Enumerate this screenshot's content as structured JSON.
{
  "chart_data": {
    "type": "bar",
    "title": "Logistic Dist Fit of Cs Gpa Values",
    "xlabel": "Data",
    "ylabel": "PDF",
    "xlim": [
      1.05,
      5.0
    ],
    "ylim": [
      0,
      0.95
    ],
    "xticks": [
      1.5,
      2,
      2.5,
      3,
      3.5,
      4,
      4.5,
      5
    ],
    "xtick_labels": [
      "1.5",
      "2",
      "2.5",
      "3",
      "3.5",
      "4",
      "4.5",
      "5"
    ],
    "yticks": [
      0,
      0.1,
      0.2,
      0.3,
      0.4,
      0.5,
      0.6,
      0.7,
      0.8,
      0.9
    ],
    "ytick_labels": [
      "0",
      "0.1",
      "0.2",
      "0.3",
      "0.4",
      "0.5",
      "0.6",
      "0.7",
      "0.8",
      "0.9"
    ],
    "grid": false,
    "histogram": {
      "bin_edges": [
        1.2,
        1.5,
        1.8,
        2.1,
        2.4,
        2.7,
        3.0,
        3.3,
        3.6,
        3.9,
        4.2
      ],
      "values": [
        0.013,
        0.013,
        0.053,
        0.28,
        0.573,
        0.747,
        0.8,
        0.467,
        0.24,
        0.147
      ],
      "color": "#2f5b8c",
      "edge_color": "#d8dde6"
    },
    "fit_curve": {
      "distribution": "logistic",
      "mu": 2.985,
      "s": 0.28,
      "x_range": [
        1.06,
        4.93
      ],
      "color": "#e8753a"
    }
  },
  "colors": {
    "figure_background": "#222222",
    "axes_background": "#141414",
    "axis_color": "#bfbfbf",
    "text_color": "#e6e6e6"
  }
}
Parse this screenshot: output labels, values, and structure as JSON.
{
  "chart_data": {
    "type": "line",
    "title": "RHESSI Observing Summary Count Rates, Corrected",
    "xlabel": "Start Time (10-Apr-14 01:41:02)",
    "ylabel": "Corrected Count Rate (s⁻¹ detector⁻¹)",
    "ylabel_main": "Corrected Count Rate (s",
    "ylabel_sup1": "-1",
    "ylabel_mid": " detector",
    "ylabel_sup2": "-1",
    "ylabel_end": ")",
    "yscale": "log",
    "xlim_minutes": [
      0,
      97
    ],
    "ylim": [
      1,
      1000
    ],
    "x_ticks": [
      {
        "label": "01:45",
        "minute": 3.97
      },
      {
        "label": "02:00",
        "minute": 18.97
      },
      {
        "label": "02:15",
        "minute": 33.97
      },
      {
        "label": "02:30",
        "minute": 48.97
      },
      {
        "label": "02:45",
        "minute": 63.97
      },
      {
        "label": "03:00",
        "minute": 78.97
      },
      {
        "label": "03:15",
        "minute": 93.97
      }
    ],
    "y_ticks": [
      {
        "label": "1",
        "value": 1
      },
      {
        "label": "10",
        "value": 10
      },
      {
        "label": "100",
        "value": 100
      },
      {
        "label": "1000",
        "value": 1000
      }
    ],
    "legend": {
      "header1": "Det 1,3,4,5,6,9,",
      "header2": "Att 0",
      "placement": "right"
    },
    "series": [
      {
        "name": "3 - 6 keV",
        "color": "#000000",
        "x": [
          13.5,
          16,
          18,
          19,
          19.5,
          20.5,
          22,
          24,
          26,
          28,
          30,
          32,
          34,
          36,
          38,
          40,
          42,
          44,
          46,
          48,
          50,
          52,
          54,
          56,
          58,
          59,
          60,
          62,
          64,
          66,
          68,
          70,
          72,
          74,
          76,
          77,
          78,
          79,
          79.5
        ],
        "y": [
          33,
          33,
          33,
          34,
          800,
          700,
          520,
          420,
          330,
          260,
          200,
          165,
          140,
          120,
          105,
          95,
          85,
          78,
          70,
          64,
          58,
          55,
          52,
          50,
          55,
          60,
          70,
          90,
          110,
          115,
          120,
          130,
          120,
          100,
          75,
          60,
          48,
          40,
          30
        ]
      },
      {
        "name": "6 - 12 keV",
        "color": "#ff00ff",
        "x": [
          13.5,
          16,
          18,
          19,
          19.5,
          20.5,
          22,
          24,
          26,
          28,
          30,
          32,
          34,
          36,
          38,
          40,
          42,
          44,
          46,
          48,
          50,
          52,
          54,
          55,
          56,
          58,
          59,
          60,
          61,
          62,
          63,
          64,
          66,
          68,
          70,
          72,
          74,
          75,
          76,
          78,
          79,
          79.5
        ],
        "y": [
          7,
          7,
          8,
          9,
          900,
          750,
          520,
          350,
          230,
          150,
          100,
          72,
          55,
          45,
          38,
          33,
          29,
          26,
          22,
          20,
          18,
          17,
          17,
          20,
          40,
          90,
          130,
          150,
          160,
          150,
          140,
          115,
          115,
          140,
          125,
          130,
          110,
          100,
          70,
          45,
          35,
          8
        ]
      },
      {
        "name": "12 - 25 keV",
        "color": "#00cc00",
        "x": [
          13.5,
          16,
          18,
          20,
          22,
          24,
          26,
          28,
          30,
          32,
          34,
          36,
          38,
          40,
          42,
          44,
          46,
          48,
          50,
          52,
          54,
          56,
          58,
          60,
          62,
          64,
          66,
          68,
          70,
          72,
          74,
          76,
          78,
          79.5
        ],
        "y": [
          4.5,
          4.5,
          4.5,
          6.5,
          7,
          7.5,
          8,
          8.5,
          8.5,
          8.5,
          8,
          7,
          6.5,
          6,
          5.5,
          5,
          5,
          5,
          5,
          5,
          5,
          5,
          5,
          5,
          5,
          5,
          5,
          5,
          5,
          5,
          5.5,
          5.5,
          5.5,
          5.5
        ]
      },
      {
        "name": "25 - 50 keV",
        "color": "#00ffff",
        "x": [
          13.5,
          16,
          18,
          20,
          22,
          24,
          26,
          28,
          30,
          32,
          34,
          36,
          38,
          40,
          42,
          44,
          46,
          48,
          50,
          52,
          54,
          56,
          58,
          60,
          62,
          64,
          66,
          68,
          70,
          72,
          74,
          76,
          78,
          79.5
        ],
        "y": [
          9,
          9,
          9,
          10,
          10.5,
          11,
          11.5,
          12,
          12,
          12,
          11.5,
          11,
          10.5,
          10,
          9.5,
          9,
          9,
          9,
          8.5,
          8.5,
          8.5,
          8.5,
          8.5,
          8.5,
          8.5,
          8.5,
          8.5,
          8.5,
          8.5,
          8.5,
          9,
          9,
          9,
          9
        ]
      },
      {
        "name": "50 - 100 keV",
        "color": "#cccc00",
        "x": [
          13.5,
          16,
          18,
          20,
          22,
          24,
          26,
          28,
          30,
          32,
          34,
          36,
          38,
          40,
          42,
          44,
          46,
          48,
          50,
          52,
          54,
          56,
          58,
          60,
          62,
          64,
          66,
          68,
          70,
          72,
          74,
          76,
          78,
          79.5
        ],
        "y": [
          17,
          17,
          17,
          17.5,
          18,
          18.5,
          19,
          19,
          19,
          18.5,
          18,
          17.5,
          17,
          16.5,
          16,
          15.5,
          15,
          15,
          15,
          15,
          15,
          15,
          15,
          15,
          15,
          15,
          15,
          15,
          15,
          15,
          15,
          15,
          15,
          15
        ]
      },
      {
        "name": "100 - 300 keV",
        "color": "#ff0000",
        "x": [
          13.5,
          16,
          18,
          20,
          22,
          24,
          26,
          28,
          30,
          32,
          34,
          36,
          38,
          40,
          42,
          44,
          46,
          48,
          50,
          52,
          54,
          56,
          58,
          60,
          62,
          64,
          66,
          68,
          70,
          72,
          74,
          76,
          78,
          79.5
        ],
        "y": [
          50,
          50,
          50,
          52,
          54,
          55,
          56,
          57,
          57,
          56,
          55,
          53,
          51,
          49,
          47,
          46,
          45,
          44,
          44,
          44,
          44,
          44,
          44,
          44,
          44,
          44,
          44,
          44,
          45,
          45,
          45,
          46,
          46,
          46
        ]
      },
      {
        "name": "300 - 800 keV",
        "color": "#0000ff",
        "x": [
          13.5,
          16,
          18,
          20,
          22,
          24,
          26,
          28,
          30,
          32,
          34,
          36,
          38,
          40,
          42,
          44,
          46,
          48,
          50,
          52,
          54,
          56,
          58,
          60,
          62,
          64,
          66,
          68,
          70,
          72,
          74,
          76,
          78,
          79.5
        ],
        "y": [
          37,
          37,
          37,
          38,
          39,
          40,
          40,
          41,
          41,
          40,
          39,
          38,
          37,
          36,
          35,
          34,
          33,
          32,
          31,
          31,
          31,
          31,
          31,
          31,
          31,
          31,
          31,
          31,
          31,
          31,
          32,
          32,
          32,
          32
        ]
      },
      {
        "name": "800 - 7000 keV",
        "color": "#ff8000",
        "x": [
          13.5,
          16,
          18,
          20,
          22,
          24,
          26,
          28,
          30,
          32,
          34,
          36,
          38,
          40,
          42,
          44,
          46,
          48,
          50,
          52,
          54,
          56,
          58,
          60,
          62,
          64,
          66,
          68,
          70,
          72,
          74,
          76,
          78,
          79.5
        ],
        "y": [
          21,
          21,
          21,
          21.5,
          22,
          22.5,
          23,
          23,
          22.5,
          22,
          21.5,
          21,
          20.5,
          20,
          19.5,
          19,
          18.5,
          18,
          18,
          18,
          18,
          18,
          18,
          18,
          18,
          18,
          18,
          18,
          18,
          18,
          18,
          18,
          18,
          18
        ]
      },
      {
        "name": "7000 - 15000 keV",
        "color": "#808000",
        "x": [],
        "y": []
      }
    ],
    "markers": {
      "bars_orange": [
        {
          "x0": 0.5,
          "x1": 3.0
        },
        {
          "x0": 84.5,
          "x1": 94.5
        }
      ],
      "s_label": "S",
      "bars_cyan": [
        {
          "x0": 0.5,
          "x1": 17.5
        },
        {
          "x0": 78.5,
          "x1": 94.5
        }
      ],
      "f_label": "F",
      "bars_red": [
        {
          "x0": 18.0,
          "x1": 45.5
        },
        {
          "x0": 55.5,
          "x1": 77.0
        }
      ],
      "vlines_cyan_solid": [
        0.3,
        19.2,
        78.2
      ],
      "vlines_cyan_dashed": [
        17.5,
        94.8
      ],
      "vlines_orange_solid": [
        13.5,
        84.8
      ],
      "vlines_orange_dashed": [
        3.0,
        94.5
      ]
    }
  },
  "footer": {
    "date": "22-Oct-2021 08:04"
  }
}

- **SHORT EXERCISE**: In the entries above, some lines may contain the string "Corrected"; report how many, without additional comment.

- **RESPONSE BELOW**: 3